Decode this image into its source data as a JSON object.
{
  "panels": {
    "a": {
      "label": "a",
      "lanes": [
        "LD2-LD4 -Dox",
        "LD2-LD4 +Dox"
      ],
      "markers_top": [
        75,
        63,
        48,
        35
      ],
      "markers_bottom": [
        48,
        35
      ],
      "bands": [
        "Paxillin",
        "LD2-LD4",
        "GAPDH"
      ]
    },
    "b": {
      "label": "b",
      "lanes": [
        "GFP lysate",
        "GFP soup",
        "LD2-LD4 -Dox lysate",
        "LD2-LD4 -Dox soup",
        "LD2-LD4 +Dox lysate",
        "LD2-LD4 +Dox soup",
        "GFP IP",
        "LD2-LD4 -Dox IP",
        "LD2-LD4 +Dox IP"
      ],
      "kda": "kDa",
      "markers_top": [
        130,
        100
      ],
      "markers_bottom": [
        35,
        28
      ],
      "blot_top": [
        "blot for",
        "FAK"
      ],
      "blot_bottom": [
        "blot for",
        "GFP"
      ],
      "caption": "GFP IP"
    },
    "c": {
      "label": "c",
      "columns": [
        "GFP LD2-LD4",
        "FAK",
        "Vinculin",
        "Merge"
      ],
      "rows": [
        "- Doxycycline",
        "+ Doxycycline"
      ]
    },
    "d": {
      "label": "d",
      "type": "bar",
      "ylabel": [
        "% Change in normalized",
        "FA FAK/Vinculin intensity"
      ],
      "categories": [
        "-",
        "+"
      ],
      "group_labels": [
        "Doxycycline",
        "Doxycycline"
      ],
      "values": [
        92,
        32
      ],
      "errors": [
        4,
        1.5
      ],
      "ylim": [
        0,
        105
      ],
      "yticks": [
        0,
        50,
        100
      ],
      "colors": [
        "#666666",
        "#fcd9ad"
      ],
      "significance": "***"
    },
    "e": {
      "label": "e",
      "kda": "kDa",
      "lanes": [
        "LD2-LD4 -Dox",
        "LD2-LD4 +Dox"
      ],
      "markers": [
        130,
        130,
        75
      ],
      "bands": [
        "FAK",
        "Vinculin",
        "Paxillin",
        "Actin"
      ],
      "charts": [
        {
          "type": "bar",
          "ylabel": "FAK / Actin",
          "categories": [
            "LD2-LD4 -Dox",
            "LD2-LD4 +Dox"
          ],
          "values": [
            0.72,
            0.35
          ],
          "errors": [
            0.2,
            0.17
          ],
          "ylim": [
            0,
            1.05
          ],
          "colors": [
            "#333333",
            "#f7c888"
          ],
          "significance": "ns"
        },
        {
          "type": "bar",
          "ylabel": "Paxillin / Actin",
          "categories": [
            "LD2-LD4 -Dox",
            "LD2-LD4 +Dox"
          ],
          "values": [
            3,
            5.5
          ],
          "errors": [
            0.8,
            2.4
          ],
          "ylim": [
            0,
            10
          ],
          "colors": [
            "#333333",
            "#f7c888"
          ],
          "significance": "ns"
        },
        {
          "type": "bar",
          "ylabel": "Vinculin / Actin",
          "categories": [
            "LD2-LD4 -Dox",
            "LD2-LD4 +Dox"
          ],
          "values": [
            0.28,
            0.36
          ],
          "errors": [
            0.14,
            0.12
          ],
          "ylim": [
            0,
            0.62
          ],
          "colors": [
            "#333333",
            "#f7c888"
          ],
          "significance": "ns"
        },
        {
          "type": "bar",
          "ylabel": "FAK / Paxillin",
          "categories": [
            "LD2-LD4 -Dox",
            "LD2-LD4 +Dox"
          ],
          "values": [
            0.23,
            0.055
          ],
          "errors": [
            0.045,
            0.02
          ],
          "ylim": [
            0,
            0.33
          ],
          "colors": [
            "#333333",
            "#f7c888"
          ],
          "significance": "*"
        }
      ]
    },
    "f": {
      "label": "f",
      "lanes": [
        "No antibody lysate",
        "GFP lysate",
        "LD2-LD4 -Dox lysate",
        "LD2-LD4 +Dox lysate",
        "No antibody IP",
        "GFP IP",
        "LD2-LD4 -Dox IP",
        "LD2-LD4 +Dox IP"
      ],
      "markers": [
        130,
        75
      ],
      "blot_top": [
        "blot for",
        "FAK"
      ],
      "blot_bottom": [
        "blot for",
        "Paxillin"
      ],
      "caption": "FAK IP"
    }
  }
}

## What to work on
Reproduce the material. Keep every word as written.

## Finished task
Decode this image into its source data as a JSON object.
{
  "panels": {
    "a": {
      "label": "a",
      "lanes": [
        "LD2-LD4 -Dox",
        "LD2-LD4 +Dox"
      ],
      "markers_top": [
        75,
        63,
        48,
        35
      ],
      "markers_bottom": [
        48,
        35
      ],
      "bands": [
        "Paxillin",
        "LD2-LD4",
        "GAPDH"
      ]
    },
    "b": {
      "label": "b",
      "lanes": [
        "GFP lysate",
        "GFP soup",
        "LD2-LD4 -Dox lysate",
        "LD2-LD4 -Dox soup",
        "LD2-LD4 +Dox lysate",
        "LD2-LD4 +Dox soup",
        "GFP IP",
        "LD2-LD4 -Dox IP",
        "LD2-LD4 +Dox IP"
      ],
      "kda": "kDa",
      "markers_top": [
        130,
        100
      ],
      "markers_bottom": [
        35,
        28
      ],
      "blot_top": [
        "blot for",
        "FAK"
      ],
      "blot_bottom": [
        "blot for",
        "GFP"
      ],
      "caption": "GFP IP"
    },
    "c": {
      "label": "c",
      "columns": [
        "GFP LD2-LD4",
        "FAK",
        "Vinculin",
        "Merge"
      ],
      "rows": [
        "- Doxycycline",
        "+ Doxycycline"
      ]
    },
    "d": {
      "label": "d",
      "type": "bar",
      "ylabel": [
        "% Change in normalized",
        "FA FAK/Vinculin intensity"
      ],
      "categories": [
        "-",
        "+"
      ],
      "group_labels": [
        "Doxycycline",
        "Doxycycline"
      ],
      "values": [
        92,
        32
      ],
      "errors": [
        4,
        1.5
      ],
      "ylim": [
        0,
        105
      ],
      "yticks": [
        0,
        50,
        100
      ],
      "colors": [
        "#666666",
        "#fcd9ad"
      ],
      "significance": "***"
    },
    "e": {
      "label": "e",
      "kda": "kDa",
      "lanes": [
        "LD2-LD4 -Dox",
        "LD2-LD4 +Dox"
      ],
      "markers": [
        130,
        130,
        75
      ],
      "bands": [
        "FAK",
        "Vinculin",
        "Paxillin",
        "Actin"
      ],
      "charts": [
        {
          "type": "bar",
          "ylabel": "FAK / Actin",
          "categories": [
            "LD2-LD4 -Dox",
            "LD2-LD4 +Dox"
          ],
          "values": [
            0.72,
            0.35
          ],
          "errors": [
            0.2,
            0.17
          ],
          "ylim": [
            0,
            1.05
          ],
          "colors": [
            "#333333",
            "#f7c888"
          ],
          "significance": "ns"
        },
        {
          "type": "bar",
          "ylabel": "Paxillin / Actin",
          "categories": [
            "LD2-LD4 -Dox",
            "LD2-LD4 +Dox"
          ],
          "values": [
            3,
            5.5
          ],
          "errors": [
            0.8,
            2.4
          ],
          "ylim": [
            0,
            10
          ],
          "colors": [
            "#333333",
            "#f7c888"
          ],
          "significance": "ns"
        },
        {
          "type": "bar",
          "ylabel": "Vinculin / Actin",
          "categories": [
            "LD2-LD4 -Dox",
            "LD2-LD4 +Dox"
          ],
          "values": [
            0.28,
            0.36
          ],
          "errors": [
            0.14,
            0.12
          ],
          "ylim": [
            0,
            0.62
          ],
          "colors": [
            "#333333",
            "#f7c888"
          ],
          "significance": "ns"
        },
        {
          "type": "bar",
          "ylabel": "FAK / Paxillin",
          "categories": [
            "LD2-LD4 -Dox",
            "LD2-LD4 +Dox"
          ],
          "values": [
            0.23,
            0.055
          ],
          "errors": [
            0.045,
            0.02
          ],
          "ylim": [
            0,
            0.33
          ],
          "colors": [
            "#333333",
            "#f7c888"
          ],
          "significance": "*"
        }
      ]
    },
    "f": {
      "label": "f",
      "lanes": [
        "No antibody lysate",
        "GFP lysate",
        "LD2-LD4 -Dox lysate",
        "LD2-LD4 +Dox lysate",
        "No antibody IP",
        "GFP IP",
        "LD2-LD4 -Dox IP",
        "LD2-LD4 +Dox IP"
      ],
      "markers": [
        130,
        75
      ],
      "blot_top": [
        "blot for",
        "FAK"
      ],
      "blot_bottom": [
        "blot for",
        "Paxillin"
      ],
      "caption": "FAK IP"
    }
  }
}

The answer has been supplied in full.